━━ Data section
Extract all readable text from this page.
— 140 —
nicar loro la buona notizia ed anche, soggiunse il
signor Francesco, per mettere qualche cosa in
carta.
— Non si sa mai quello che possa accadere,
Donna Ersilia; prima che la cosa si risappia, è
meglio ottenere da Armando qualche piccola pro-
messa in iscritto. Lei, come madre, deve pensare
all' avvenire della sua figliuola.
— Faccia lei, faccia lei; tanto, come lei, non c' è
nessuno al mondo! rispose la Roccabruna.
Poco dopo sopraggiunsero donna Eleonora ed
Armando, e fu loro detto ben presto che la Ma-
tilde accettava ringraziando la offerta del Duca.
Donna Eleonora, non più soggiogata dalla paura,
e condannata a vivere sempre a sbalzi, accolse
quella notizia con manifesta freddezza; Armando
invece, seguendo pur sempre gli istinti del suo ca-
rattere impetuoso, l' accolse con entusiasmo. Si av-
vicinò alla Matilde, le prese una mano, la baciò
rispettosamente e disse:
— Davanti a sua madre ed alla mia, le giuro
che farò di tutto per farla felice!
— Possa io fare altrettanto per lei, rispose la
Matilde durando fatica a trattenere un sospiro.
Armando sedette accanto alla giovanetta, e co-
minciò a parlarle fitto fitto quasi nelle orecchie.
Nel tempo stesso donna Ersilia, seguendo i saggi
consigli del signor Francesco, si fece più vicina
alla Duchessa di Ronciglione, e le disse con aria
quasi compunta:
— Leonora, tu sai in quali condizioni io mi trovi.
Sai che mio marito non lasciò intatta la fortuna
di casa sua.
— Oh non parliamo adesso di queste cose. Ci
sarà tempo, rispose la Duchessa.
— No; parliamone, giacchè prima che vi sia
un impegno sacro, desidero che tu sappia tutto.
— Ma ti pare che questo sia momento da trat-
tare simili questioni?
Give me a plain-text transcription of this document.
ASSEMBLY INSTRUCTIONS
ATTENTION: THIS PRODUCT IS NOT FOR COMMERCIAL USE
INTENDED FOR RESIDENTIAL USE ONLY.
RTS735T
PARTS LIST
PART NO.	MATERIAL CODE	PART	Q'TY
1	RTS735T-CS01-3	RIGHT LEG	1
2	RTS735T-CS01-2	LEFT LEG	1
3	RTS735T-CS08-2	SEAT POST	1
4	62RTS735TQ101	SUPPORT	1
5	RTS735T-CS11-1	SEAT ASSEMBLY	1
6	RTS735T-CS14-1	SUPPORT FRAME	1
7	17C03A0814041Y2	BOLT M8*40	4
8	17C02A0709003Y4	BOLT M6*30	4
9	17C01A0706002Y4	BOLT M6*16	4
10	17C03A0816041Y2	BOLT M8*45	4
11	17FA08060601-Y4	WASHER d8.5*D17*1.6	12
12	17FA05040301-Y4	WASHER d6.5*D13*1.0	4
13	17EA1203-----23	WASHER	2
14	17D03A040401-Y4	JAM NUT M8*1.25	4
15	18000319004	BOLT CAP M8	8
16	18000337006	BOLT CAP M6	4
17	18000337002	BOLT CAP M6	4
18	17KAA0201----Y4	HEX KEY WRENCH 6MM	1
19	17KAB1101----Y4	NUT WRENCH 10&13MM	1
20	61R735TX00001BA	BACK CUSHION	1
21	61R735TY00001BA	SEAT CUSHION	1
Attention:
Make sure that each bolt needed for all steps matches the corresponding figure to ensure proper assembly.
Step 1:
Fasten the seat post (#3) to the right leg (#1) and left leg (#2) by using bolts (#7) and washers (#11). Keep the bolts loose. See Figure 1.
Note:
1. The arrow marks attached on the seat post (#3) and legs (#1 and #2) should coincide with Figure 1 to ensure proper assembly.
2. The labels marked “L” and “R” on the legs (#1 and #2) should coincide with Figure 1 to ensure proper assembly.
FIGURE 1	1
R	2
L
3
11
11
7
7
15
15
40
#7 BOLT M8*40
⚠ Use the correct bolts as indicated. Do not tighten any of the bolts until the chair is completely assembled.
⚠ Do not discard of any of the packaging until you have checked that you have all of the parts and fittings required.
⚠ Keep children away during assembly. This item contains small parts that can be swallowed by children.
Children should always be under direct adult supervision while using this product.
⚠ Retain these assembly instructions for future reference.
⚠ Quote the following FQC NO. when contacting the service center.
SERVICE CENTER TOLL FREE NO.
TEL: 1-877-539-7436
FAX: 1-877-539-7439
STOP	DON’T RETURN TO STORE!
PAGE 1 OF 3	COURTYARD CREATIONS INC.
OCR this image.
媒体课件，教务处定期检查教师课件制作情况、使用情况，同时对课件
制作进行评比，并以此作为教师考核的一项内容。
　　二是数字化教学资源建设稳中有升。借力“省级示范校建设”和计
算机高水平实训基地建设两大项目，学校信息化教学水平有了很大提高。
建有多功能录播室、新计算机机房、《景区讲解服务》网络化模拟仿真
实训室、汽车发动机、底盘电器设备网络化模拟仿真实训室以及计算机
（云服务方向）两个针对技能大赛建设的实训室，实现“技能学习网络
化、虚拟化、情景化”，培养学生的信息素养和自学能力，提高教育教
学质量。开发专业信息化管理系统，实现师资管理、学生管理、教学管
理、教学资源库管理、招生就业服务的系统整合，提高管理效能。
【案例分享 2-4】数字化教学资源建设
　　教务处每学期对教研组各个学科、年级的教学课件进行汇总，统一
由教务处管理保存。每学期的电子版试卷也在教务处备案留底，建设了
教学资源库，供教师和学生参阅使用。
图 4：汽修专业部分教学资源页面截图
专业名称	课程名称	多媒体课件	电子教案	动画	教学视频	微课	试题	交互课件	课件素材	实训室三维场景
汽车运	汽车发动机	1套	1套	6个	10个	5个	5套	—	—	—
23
━━━━
[Objective] Gather every line from the entries above where the word "using" appears, and copy them.

[Correct response]
Fasten the seat post (#3) to the right leg (#1) and left leg (#2) by using bolts (#7) and washers (#11). Keep the bolts loose. See Figure 1.
Children should always be under direct adult supervision while using this product.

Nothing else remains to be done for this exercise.